- Goal -
From the entries that follow, gather each line holding the word "true".

- Provided records -

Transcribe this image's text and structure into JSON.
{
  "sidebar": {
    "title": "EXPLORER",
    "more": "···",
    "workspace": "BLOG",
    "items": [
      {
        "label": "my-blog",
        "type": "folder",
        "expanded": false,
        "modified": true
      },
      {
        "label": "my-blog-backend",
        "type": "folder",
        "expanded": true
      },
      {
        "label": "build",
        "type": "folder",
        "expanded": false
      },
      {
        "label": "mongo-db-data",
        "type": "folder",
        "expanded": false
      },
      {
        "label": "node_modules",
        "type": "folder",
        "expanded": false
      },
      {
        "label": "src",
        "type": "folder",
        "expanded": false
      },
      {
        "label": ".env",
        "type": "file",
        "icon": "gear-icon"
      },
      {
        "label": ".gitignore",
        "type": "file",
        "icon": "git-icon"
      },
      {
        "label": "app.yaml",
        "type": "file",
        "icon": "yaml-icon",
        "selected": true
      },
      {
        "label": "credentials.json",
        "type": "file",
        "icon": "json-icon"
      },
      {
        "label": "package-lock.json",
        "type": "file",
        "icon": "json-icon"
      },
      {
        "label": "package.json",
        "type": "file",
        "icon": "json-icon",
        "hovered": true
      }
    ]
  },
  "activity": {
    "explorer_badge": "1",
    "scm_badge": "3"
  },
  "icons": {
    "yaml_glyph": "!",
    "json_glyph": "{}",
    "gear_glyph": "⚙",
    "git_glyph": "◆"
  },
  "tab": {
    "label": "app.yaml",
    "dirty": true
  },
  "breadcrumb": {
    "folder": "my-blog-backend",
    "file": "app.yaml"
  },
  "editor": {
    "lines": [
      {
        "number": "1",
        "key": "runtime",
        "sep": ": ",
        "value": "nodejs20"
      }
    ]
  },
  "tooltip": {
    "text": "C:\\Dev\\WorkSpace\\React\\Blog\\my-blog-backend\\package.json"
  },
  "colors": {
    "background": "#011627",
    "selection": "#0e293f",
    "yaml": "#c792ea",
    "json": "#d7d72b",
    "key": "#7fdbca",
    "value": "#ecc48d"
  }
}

- Completed exercise -
        "modified": true
        "expanded": true
        "selected": true
        "hovered": true
    "dirty": true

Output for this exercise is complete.